Problem details
Leaving out the pictures, transcribe all of the records faithfully.

---

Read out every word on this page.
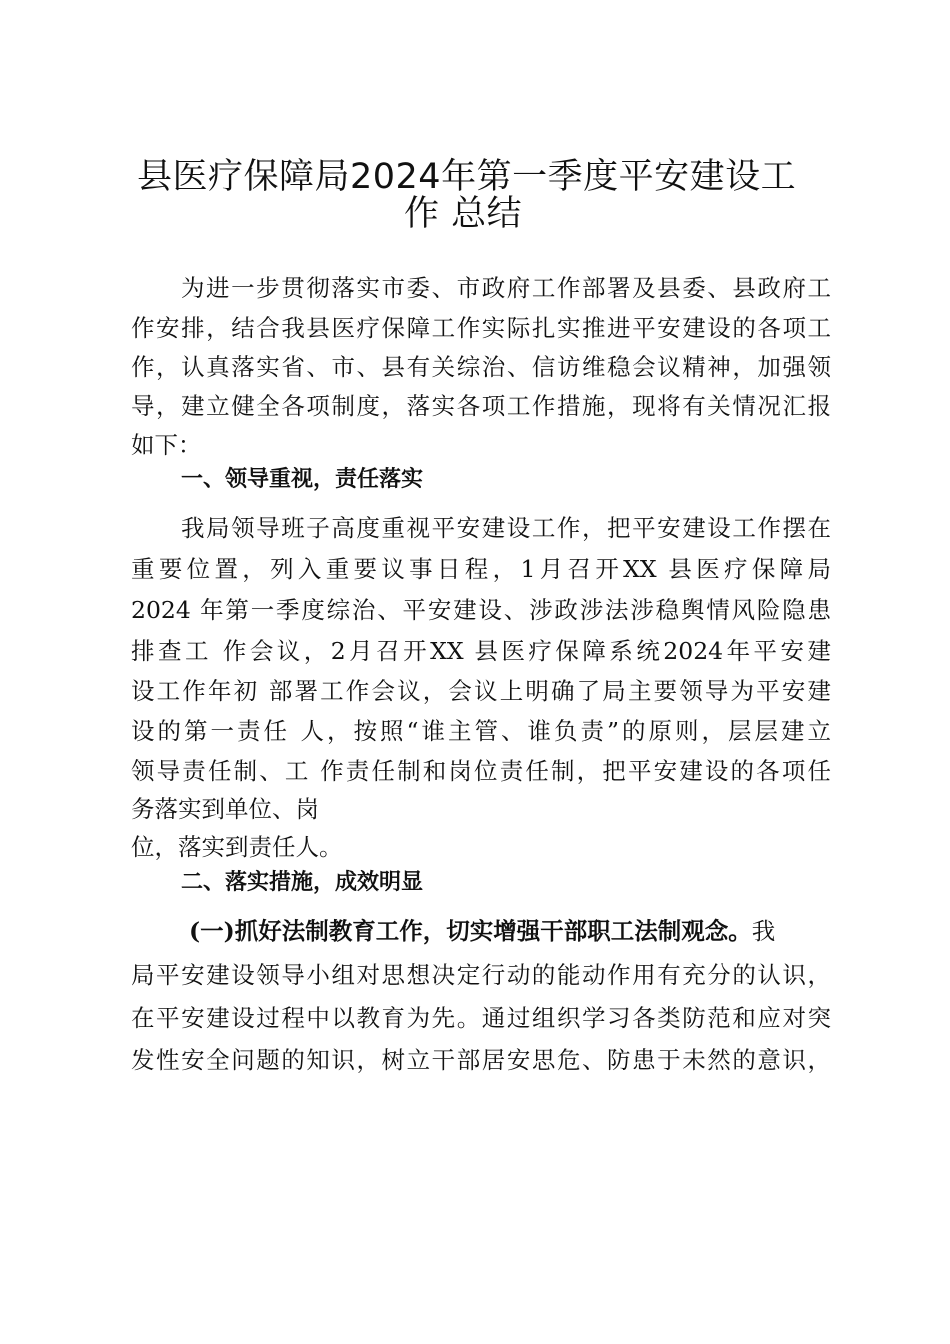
县医疗保障局2024年第一季度平安建设工
作 总结
为进一步贯彻落实市委、市政府工作部署及县委、县政府工
作安排，结合我县医疗保障工作实际扎实推进平安建设的各项工
作，认真落实省、市、县有关综治、信访维稳会议精神，加强领
导，建立健全各项制度，落实各项工作措施，现将有关情况汇报
如下：
一、领导重视，责任落实
我局领导班子高度重视平安建设工作，把平安建设工作摆在
重要位置，列入重要议事日程，1月召开XX 县医疗保障局
2024 年第一季度综治、平安建设、涉政涉法涉稳舆情风险隐患
排查工 作会议，2月召开XX 县医疗保障系统2024年平安建
设工作年初 部署工作会议，会议上明确了局主要领导为平安建
设的第一责任 人，按照“谁主管、谁负责”的原则，层层建立
领导责任制、工 作责任制和岗位责任制，把平安建设的各项任
务落实到单位、岗
位，落实到责任人。
二、落实措施，成效明显
(一)抓好法制教育工作，切实增强干部职工法制观念。我
局平安建设领导小组对思想决定行动的能动作用有充分的认识，
在平安建设过程中以教育为先。通过组织学习各类防范和应对突
发性安全问题的知识，树立干部居安思危、防患于未然的意识，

---

Written solution
Read out every word on this page.
县医疗保障局2024年第一季度平安建设工
作 总结
为进一步贯彻落实市委、市政府工作部署及县委、县政府工
作安排，结合我县医疗保障工作实际扎实推进平安建设的各项工
作，认真落实省、市、县有关综治、信访维稳会议精神，加强领
导，建立健全各项制度，落实各项工作措施，现将有关情况汇报
如下：
一、领导重视，责任落实
我局领导班子高度重视平安建设工作，把平安建设工作摆在
重要位置，列入重要议事日程，1月召开XX 县医疗保障局
2024 年第一季度综治、平安建设、涉政涉法涉稳舆情风险隐患
排查工 作会议，2月召开XX 县医疗保障系统2024年平安建
设工作年初 部署工作会议，会议上明确了局主要领导为平安建
设的第一责任 人，按照“谁主管、谁负责”的原则，层层建立
领导责任制、工 作责任制和岗位责任制，把平安建设的各项任
务落实到单位、岗
位，落实到责任人。
二、落实措施，成效明显
(一)抓好法制教育工作，切实增强干部职工法制观念。我
局平安建设领导小组对思想决定行动的能动作用有充分的认识，
在平安建设过程中以教育为先。通过组织学习各类防范和应对突
发性安全问题的知识，树立干部居安思危、防患于未然的意识，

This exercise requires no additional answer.